→ **Exercícios**
**a.** Transcreva do excerto selecionado o trecho que vai de "Pobres sempre o" até "de selvagem alegria.".
**b.** No excerto selecionado, quem anunciou no Rádio Clube Português a chegada do "dia inicial inteiro e limpo"?
**c.** Resuma em poucas frases o parágrafo do excerto selecionado que começa por "Olho para os rostos", mantendo as ideias principais.

Baptista-Bastos –
Diário de Notícias, opinião
Olho para os rostos
destes que nos têm governado e não reconheço neles qualquer semelhança com os
nossos rostos comuns. Observem bem: abreviados, ausentes. As sombras que neles
poisaram são repintadas de vigílias tétricas em que se arredaram o bater comovido
do coração humano e o pulsar da mais escassa ternura. Como conseguem viver
nesta miséria de fazer mal, de nos fazer mal? Têm-nos extorquido tudo e ainda
querem mais, numa obscura vingança, cujo propósito decidido e inclemente é o de
nos tornar infelizes.
Pobres sempre o
fomos. O domínio de uma classe sobre as outras exige essa forma escabrosa de
brutalidade. E sempre houve quem se prestasse ao papel de serventuário do
poder. Mas leiamos a História e ela no-lo ensina a resistir e a combater. Vejam
1383, 1640, os Atoleiros, as Linhas de Torres, o 5 de Outubro, o 25 de Abril.
"Salta da cama, Bastos; a revolução está na rua!" A Isaura beija-me:
"Toma cuidado!" Andei por muitas, e ela demonstra, com serena
apreensão, os receios que a assaltam. "Desta vez vou só escrever." Temos dois filhos, o terceiro nascerá em pleno festim da liberdade, atravesso a
madrugada de Lisboa e as ruas já exprimem uma espécie de selvagem alegria.
Foram despertas pela voz de Joaquim Furtado que, no Rádio Clube Português,
avisa-as de que aí está "o dia inicial inteiro e limpo", por que
esperávamos.

→ **Material fornecido**
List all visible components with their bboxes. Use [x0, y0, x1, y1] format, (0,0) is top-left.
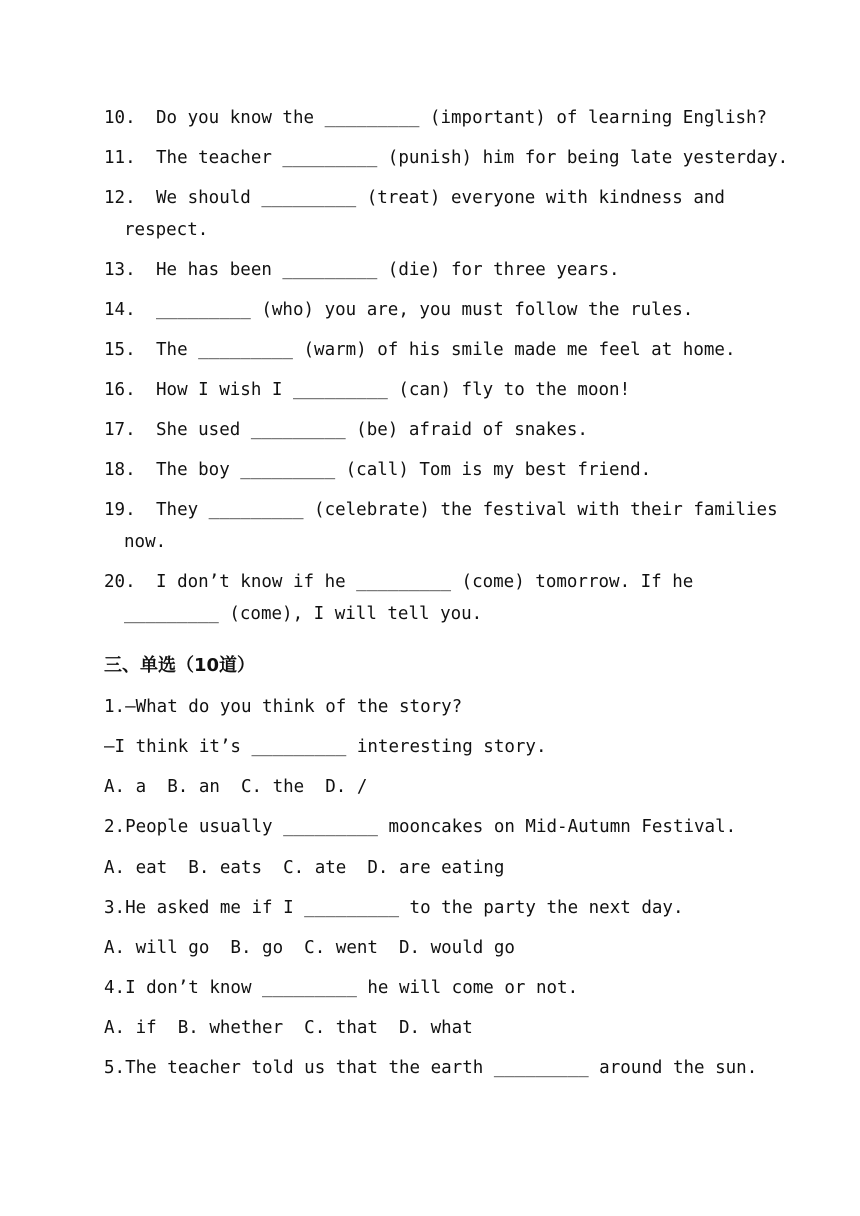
item-number: 17. [104, 420, 136, 440]
item-text: We should _________ (treat) everyone with kindness and [156, 188, 725, 208]
item-text: They _________ (celebrate) the festival with their families [156, 500, 778, 520]
choice-options-1: A. a B. an C. the D. / [104, 777, 368, 797]
item-text: How I wish I _________ (can) fly to the moon! [156, 380, 631, 400]
choice-options-2: A. eat B. eats C. ate D. are eating [104, 858, 505, 878]
item-text: The teacher _________ (punish) him for being late yesterday. [156, 148, 789, 168]
choice-question-2: 2.People usually _________ mooncakes on Mid-Autumn Festival. [104, 817, 737, 837]
fill-item-19 [104, 498, 778, 522]
item-number: 20. [104, 572, 136, 592]
fill-item-15 [104, 338, 735, 362]
item-number: 11. [104, 148, 136, 168]
choice-question-1-reply: —I think it’s _________ interesting story. [104, 737, 547, 757]
fill-item-12 [104, 186, 725, 210]
item-number: 19. [104, 500, 136, 520]
choice-options-3: A. will go B. go C. went D. would go [104, 938, 515, 958]
item-number: 10. [104, 108, 136, 128]
item-number: 13. [104, 260, 136, 280]
choice-question-3: 3.He asked me if I _________ to the party the next day. [104, 898, 684, 918]
fill-item-13 [104, 258, 620, 282]
item-number: 18. [104, 460, 136, 480]
section-title: 三、单选（10道） [104, 655, 256, 676]
choice-options-4: A. if B. whether C. that D. what [104, 1018, 473, 1038]
item-text: _________ (who) you are, you must follow the rules. [156, 300, 694, 320]
fill-item-20 [104, 570, 693, 594]
choice-question-5: 5.The teacher told us that the earth _________ around the sun. [104, 1058, 758, 1078]
fill-item-19-continuation: now. [124, 532, 167, 552]
item-text: She used _________ (be) afraid of snakes. [156, 420, 588, 440]
fill-item-11 [104, 146, 788, 170]
fill-item-12-continuation: respect. [124, 220, 209, 240]
item-text: The _________ (warm) of his smile made me feel at home. [156, 340, 736, 360]
choice-question-1: 1.—What do you think of the story? [104, 697, 463, 717]
item-number: 14. [104, 300, 136, 320]
fill-item-18 [104, 458, 651, 482]
item-number: 12. [104, 188, 136, 208]
fill-item-14 [104, 298, 693, 322]
item-text: Do you know the _________ (important) of learning English? [156, 108, 768, 128]
item-number: 16. [104, 380, 136, 400]
item-text: I don’t know if he _________ (come) tomorrow. If he [156, 572, 694, 592]
item-text: He has been _________ (die) for three years. [156, 260, 620, 280]
item-text: The boy _________ (call) Tom is my best friend. [156, 460, 652, 480]
item-number: 15. [104, 340, 136, 360]
fill-item-10 [104, 106, 767, 130]
choice-question-4: 4.I don’t know _________ he will come or not. [104, 978, 579, 998]
fill-item-20-continuation: _________ (come), I will tell you. [124, 604, 483, 624]
fill-item-16 [104, 378, 630, 402]
fill-item-17 [104, 418, 588, 442]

→ **Respostas por exercício**
**a.**
Pobres sempre o
fomos. O domínio de uma classe sobre as outras exige essa forma escabrosa de
brutalidade. E sempre houve quem se prestasse ao papel de serventuário do
poder. Mas leiamos a História e ela no-lo ensina a resistir e a combater. Vejam
1383, 1640, os Atoleiros, as Linhas de Torres, o 5 de Outubro, o 25 de Abril.
"Salta da cama, Bastos; a revolução está na rua!" A Isaura beija-me:
"Toma cuidado!" Andei por muitas, e ela demonstra, com serena
apreensão, os receios que a assaltam. "Desta vez vou só escrever." Temos dois filhos, o terceiro nascerá em pleno festim da liberdade, atravesso a
madrugada de Lisboa e as ruas já exprimem uma espécie de selvagem alegria.

**b.** Joaquim Furtado.

**c.** Quem escreve olha para os rostos dos que têm governado e não vê neles semelhança com os rostos comuns: parecem abreviados e ausentes, marcados por vigílias tétricas em que não cabem o coração humano nem a ternura. Esses governantes extorquiram tudo e ainda querem mais, numa vingança obscura cujo propósito é tornar o povo infeliz.